- Problem statement
Reproduce the data in its entirety, exactly as supplied.

- Dataset
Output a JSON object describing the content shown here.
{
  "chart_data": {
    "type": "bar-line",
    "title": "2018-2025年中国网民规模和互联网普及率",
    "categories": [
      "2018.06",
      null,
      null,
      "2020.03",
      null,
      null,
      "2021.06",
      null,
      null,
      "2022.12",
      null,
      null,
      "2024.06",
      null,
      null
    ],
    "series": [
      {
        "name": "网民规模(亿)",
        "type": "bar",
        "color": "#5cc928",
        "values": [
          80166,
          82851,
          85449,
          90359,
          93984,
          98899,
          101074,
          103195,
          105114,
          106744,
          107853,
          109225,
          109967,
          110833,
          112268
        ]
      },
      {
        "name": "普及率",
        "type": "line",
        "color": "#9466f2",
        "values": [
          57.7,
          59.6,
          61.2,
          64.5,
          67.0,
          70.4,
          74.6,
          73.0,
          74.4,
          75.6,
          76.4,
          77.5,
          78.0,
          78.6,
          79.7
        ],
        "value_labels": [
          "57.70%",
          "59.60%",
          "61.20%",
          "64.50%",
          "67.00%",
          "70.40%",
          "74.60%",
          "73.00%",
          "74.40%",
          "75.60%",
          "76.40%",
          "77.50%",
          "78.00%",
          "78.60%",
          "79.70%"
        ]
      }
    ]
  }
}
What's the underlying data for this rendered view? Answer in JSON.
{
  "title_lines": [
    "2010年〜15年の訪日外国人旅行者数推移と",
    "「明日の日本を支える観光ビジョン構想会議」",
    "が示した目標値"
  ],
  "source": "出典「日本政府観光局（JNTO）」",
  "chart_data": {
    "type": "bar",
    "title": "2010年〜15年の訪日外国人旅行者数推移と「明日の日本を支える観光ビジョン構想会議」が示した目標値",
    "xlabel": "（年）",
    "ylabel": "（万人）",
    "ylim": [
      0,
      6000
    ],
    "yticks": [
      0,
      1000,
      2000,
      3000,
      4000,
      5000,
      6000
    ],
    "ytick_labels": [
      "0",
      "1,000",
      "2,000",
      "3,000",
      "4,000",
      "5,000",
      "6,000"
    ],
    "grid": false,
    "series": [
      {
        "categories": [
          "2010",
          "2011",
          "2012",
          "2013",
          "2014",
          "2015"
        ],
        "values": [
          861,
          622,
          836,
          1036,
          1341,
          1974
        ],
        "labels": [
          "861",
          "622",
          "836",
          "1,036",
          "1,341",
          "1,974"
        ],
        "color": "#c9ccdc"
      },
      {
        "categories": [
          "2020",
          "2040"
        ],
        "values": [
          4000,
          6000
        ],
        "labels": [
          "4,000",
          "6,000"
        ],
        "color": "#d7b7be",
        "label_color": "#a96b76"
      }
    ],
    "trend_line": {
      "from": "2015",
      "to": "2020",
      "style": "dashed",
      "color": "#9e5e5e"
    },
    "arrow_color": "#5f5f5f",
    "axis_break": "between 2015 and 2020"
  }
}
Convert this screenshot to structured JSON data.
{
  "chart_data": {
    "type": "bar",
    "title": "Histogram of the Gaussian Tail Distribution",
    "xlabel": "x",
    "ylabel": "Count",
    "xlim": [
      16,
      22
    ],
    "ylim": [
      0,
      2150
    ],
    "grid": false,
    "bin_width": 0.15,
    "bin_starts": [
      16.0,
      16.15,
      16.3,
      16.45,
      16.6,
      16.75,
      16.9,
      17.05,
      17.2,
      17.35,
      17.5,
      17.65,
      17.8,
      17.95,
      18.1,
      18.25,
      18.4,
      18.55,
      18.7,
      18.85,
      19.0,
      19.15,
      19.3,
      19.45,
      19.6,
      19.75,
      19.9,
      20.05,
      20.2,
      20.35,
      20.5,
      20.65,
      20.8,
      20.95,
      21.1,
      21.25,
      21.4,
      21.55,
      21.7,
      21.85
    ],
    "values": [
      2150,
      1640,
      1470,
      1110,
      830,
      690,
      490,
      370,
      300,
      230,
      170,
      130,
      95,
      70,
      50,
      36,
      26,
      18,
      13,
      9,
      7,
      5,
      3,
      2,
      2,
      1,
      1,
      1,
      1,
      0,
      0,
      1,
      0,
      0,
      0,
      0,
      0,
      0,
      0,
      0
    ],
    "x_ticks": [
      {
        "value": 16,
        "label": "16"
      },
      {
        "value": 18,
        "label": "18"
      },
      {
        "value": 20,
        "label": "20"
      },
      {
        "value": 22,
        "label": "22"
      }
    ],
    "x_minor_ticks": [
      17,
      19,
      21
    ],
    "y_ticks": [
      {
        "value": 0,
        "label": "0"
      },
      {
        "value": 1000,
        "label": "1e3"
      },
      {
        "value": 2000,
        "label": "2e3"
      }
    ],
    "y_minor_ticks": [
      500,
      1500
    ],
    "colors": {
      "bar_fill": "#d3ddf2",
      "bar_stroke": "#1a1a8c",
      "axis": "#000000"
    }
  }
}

- Exercise result
Output a JSON object describing the content shown here.
{
  "chart_data": {
    "type": "bar-line",
    "title": "2018-2025年中国网民规模和互联网普及率",
    "categories": [
      "2018.06",
      null,
      null,
      "2020.03",
      null,
      null,
      "2021.06",
      null,
      null,
      "2022.12",
      null,
      null,
      "2024.06",
      null,
      null
    ],
    "series": [
      {
        "name": "网民规模(亿)",
        "type": "bar",
        "color": "#5cc928",
        "values": [
          80166,
          82851,
          85449,
          90359,
          93984,
          98899,
          101074,
          103195,
          105114,
          106744,
          107853,
          109225,
          109967,
          110833,
          112268
        ]
      },
      {
        "name": "普及率",
        "type": "line",
        "color": "#9466f2",
        "values": [
          57.7,
          59.6,
          61.2,
          64.5,
          67.0,
          70.4,
          74.6,
          73.0,
          74.4,
          75.6,
          76.4,
          77.5,
          78.0,
          78.6,
          79.7
        ],
        "value_labels": [
          "57.70%",
          "59.60%",
          "61.20%",
          "64.50%",
          "67.00%",
          "70.40%",
          "74.60%",
          "73.00%",
          "74.40%",
          "75.60%",
          "76.40%",
          "77.50%",
          "78.00%",
          "78.60%",
          "79.70%"
        ]
      }
    ]
  }
}
What's the underlying data for this rendered view? Answer in JSON.
{
  "title_lines": [
    "2010年〜15年の訪日外国人旅行者数推移と",
    "「明日の日本を支える観光ビジョン構想会議」",
    "が示した目標値"
  ],
  "source": "出典「日本政府観光局（JNTO）」",
  "chart_data": {
    "type": "bar",
    "title": "2010年〜15年の訪日外国人旅行者数推移と「明日の日本を支える観光ビジョン構想会議」が示した目標値",
    "xlabel": "（年）",
    "ylabel": "（万人）",
    "ylim": [
      0,
      6000
    ],
    "yticks": [
      0,
      1000,
      2000,
      3000,
      4000,
      5000,
      6000
    ],
    "ytick_labels": [
      "0",
      "1,000",
      "2,000",
      "3,000",
      "4,000",
      "5,000",
      "6,000"
    ],
    "grid": false,
    "series": [
      {
        "categories": [
          "2010",
          "2011",
          "2012",
          "2013",
          "2014",
          "2015"
        ],
        "values": [
          861,
          622,
          836,
          1036,
          1341,
          1974
        ],
        "labels": [
          "861",
          "622",
          "836",
          "1,036",
          "1,341",
          "1,974"
        ],
        "color": "#c9ccdc"
      },
      {
        "categories": [
          "2020",
          "2040"
        ],
        "values": [
          4000,
          6000
        ],
        "labels": [
          "4,000",
          "6,000"
        ],
        "color": "#d7b7be",
        "label_color": "#a96b76"
      }
    ],
    "trend_line": {
      "from": "2015",
      "to": "2020",
      "style": "dashed",
      "color": "#9e5e5e"
    },
    "arrow_color": "#5f5f5f",
    "axis_break": "between 2015 and 2020"
  }
}
Convert this screenshot to structured JSON data.
{
  "chart_data": {
    "type": "bar",
    "title": "Histogram of the Gaussian Tail Distribution",
    "xlabel": "x",
    "ylabel": "Count",
    "xlim": [
      16,
      22
    ],
    "ylim": [
      0,
      2150
    ],
    "grid": false,
    "bin_width": 0.15,
    "bin_starts": [
      16.0,
      16.15,
      16.3,
      16.45,
      16.6,
      16.75,
      16.9,
      17.05,
      17.2,
      17.35,
      17.5,
      17.65,
      17.8,
      17.95,
      18.1,
      18.25,
      18.4,
      18.55,
      18.7,
      18.85,
      19.0,
      19.15,
      19.3,
      19.45,
      19.6,
      19.75,
      19.9,
      20.05,
      20.2,
      20.35,
      20.5,
      20.65,
      20.8,
      20.95,
      21.1,
      21.25,
      21.4,
      21.55,
      21.7,
      21.85
    ],
    "values": [
      2150,
      1640,
      1470,
      1110,
      830,
      690,
      490,
      370,
      300,
      230,
      170,
      130,
      95,
      70,
      50,
      36,
      26,
      18,
      13,
      9,
      7,
      5,
      3,
      2,
      2,
      1,
      1,
      1,
      1,
      0,
      0,
      1,
      0,
      0,
      0,
      0,
      0,
      0,
      0,
      0
    ],
    "x_ticks": [
      {
        "value": 16,
        "label": "16"
      },
      {
        "value": 18,
        "label": "18"
      },
      {
        "value": 20,
        "label": "20"
      },
      {
        "value": 22,
        "label": "22"
      }
    ],
    "x_minor_ticks": [
      17,
      19,
      21
    ],
    "y_ticks": [
      {
        "value": 0,
        "label": "0"
      },
      {
        "value": 1000,
        "label": "1e3"
      },
      {
        "value": 2000,
        "label": "2e3"
      }
    ],
    "y_minor_ticks": [
      500,
      1500
    ],
    "colors": {
      "bar_fill": "#d3ddf2",
      "bar_stroke": "#1a1a8c",
      "axis": "#000000"
    }
  }
}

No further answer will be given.